**SET TASK:**
Return each line holding the string "price".

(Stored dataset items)

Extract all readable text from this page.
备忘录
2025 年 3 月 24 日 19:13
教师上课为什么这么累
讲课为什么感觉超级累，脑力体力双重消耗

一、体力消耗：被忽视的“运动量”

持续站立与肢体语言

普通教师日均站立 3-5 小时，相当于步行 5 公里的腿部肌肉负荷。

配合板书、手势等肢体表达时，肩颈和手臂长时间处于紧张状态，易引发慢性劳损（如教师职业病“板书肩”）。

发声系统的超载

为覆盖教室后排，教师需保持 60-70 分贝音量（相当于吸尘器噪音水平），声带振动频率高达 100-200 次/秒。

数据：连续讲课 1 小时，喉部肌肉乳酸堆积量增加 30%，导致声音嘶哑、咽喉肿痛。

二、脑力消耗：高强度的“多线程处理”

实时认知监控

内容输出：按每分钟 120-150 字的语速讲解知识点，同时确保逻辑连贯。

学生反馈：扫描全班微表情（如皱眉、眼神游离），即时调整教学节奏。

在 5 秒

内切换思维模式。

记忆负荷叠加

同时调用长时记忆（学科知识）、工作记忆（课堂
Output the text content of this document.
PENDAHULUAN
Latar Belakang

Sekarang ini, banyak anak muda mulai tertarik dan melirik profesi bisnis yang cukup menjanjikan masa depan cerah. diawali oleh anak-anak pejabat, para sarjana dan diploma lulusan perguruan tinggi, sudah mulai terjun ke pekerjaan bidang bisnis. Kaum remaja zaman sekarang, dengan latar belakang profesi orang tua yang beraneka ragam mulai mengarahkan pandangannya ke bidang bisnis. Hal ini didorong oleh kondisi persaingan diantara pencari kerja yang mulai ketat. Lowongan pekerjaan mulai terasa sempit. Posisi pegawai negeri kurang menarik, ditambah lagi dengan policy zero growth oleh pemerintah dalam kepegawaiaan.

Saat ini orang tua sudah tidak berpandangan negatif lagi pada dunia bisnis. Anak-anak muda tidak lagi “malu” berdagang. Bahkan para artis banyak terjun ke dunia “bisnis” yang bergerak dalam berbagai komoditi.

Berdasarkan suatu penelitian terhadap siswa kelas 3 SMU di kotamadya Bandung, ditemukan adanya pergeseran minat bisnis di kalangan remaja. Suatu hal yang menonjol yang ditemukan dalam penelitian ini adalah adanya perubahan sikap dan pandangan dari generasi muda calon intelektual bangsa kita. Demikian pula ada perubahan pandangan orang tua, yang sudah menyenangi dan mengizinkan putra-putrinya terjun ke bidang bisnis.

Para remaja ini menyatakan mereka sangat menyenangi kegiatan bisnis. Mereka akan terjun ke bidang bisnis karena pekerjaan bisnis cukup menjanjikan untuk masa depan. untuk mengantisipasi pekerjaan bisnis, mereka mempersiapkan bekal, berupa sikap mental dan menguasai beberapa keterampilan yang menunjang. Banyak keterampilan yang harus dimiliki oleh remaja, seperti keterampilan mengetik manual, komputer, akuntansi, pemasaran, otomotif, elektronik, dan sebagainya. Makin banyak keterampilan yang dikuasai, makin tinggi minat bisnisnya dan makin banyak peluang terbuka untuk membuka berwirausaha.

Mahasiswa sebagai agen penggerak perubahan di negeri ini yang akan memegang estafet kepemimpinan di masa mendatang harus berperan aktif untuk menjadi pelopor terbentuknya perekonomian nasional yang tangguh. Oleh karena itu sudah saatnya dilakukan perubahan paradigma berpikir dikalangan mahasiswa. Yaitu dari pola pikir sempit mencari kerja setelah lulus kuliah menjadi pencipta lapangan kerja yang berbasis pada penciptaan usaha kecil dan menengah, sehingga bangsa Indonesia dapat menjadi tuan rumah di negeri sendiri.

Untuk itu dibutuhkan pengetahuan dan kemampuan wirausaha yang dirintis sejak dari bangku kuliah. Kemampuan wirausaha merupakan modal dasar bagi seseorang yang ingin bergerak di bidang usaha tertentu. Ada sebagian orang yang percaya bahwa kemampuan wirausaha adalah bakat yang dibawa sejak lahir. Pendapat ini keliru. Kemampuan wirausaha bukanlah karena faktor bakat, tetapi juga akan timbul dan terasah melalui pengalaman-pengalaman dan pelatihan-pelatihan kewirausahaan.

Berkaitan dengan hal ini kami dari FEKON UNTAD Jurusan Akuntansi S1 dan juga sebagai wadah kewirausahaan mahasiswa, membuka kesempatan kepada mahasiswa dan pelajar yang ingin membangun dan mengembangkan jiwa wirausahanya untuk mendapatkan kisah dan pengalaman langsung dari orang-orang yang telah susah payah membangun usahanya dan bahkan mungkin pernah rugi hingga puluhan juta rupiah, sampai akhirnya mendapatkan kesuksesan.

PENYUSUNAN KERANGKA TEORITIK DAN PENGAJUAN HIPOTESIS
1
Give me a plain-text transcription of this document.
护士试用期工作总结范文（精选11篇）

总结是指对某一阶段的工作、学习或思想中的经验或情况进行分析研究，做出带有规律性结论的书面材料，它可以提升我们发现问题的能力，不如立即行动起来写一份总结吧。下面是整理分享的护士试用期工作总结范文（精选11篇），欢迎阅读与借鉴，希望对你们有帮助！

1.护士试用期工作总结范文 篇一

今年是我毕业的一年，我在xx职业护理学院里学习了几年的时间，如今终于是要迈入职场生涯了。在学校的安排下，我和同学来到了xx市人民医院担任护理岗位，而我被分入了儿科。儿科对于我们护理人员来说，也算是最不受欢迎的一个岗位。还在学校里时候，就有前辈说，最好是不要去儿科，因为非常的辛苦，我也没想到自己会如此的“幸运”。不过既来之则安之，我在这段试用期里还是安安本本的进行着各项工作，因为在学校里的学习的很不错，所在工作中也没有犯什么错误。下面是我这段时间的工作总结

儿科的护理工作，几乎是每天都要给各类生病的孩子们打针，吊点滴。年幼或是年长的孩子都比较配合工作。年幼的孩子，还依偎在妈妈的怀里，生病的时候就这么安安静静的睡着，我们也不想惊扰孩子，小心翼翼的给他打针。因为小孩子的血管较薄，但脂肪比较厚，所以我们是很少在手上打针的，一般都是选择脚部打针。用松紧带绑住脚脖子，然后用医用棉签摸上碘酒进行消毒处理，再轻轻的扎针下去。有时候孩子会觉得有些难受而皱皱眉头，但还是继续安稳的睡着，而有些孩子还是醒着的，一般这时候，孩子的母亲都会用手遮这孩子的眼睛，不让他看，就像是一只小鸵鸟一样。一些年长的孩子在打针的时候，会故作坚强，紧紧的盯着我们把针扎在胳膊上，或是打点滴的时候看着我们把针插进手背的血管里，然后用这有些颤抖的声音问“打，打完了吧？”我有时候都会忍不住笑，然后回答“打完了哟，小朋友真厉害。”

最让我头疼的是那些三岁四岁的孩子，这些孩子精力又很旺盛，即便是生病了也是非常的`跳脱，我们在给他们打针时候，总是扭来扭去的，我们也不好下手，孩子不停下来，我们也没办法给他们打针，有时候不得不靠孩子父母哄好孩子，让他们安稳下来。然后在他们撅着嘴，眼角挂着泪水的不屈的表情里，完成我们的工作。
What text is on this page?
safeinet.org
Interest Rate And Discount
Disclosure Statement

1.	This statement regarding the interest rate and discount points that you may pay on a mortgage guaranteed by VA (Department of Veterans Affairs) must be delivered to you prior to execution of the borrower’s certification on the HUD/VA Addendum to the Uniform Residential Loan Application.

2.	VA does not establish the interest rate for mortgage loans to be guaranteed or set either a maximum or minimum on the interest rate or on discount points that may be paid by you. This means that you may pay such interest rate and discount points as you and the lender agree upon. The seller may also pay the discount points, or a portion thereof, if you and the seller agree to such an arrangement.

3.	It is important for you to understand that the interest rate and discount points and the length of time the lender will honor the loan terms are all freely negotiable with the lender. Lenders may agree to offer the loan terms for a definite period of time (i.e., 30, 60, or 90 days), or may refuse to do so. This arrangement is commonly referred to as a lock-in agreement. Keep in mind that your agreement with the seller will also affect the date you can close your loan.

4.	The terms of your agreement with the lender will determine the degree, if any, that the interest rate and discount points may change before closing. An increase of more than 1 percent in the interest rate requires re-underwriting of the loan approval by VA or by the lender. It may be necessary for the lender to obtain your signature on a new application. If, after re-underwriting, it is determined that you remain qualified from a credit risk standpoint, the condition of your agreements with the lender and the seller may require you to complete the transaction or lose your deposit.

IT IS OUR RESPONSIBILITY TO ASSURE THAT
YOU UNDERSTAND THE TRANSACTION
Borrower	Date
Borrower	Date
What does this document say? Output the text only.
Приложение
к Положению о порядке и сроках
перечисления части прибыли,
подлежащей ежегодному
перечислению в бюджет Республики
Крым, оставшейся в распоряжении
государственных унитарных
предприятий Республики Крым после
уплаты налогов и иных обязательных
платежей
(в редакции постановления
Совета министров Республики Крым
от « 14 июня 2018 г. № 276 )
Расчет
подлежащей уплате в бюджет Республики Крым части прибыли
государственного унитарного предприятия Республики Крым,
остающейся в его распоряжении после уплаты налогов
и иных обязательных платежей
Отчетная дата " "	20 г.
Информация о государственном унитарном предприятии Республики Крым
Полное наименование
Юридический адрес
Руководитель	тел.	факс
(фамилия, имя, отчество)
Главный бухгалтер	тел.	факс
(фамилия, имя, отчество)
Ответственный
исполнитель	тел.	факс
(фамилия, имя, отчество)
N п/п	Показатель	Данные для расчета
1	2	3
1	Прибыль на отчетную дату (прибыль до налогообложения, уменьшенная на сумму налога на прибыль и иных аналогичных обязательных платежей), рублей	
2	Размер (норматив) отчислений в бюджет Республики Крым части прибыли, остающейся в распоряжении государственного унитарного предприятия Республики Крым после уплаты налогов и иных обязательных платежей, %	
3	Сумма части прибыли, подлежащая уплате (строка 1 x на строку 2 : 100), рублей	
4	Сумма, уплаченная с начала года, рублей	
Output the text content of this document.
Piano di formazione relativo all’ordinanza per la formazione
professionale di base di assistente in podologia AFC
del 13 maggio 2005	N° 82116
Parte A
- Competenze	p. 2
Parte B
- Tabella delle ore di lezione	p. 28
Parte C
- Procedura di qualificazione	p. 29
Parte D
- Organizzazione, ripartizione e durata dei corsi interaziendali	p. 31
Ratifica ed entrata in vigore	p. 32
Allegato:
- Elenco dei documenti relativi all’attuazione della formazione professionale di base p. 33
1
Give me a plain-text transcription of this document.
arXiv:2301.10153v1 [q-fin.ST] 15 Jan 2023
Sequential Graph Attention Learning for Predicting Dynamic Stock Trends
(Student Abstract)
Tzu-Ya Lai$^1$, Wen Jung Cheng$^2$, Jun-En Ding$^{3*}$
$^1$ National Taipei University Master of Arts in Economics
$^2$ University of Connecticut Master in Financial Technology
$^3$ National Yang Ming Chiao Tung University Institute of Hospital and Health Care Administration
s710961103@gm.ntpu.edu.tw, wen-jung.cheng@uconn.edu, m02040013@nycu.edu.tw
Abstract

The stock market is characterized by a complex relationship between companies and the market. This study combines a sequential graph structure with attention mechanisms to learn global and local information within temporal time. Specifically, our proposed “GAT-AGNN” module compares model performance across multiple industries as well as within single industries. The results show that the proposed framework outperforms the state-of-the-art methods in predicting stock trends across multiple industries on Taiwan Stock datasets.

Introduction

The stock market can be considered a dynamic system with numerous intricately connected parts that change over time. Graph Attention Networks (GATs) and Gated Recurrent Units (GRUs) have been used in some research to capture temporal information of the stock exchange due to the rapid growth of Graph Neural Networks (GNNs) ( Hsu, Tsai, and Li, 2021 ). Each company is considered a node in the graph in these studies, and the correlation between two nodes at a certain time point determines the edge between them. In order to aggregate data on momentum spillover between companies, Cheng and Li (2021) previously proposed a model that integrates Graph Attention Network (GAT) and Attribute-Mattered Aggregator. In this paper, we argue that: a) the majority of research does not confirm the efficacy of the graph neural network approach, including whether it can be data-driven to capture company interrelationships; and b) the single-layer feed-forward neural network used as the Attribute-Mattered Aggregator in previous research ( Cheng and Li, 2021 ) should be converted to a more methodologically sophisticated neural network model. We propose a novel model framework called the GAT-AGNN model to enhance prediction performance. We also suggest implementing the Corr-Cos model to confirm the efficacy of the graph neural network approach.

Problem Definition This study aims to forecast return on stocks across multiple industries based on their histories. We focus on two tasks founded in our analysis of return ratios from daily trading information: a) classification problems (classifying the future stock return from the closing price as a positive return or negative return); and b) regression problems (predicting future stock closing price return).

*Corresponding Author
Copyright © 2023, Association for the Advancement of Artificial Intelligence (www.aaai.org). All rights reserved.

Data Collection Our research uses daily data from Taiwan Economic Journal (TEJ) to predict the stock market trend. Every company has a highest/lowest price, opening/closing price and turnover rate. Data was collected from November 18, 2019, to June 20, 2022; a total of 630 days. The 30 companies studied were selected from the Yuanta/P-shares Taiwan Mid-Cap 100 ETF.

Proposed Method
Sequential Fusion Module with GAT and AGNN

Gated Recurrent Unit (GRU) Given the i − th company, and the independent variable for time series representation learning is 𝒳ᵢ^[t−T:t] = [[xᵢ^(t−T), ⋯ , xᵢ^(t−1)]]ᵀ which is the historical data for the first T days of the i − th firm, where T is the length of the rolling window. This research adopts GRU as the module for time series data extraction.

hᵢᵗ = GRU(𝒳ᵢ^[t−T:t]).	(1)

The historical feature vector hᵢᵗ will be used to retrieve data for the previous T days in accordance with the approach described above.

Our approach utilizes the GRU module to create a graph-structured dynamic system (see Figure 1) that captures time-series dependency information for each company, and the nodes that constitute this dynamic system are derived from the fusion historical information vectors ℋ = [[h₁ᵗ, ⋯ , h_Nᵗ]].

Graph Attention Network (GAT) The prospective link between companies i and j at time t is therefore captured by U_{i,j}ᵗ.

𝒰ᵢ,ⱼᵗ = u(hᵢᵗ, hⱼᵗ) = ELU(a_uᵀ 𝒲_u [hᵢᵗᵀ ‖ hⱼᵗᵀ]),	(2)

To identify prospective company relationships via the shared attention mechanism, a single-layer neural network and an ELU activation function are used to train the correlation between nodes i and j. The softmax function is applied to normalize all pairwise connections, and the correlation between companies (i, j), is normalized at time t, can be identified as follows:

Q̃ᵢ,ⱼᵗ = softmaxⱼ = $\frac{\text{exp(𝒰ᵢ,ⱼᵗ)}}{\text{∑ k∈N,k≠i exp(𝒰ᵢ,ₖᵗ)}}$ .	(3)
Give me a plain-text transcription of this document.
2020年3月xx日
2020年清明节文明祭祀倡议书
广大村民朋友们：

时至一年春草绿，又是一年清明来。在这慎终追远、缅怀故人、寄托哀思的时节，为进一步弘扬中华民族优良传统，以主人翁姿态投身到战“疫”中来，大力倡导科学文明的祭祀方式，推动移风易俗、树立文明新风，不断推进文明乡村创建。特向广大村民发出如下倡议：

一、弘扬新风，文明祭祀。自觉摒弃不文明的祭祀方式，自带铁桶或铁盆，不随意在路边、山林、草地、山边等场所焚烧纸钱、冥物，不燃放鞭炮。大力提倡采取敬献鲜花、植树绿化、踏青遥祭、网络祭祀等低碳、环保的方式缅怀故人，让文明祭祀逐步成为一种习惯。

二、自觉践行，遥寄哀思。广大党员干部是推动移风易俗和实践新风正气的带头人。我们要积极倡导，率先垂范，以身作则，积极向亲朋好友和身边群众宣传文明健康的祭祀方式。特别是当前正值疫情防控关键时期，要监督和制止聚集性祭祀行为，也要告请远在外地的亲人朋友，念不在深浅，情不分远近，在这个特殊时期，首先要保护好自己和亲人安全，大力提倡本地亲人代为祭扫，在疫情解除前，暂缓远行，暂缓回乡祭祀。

**WRITTEN SOLUTION:**
Problem Definition This study aims to forecast return on stocks across multiple industries based on their histories. We focus on two tasks founded in our analysis of return ratios from daily trading information: a) classification problems (classifying the future stock return from the closing price as a positive return or negative return); and b) regression problems (predicting future stock closing price return).
Data Collection Our research uses daily data from Taiwan Economic Journal (TEJ) to predict the stock market trend. Every company has a highest/lowest price, opening/closing price and turnover rate. Data was collected from November 18, 2019, to June 20, 2022; a total of 630 days. The 30 companies studied were selected from the Yuanta/P-shares Taiwan Mid-Cap 100 ETF.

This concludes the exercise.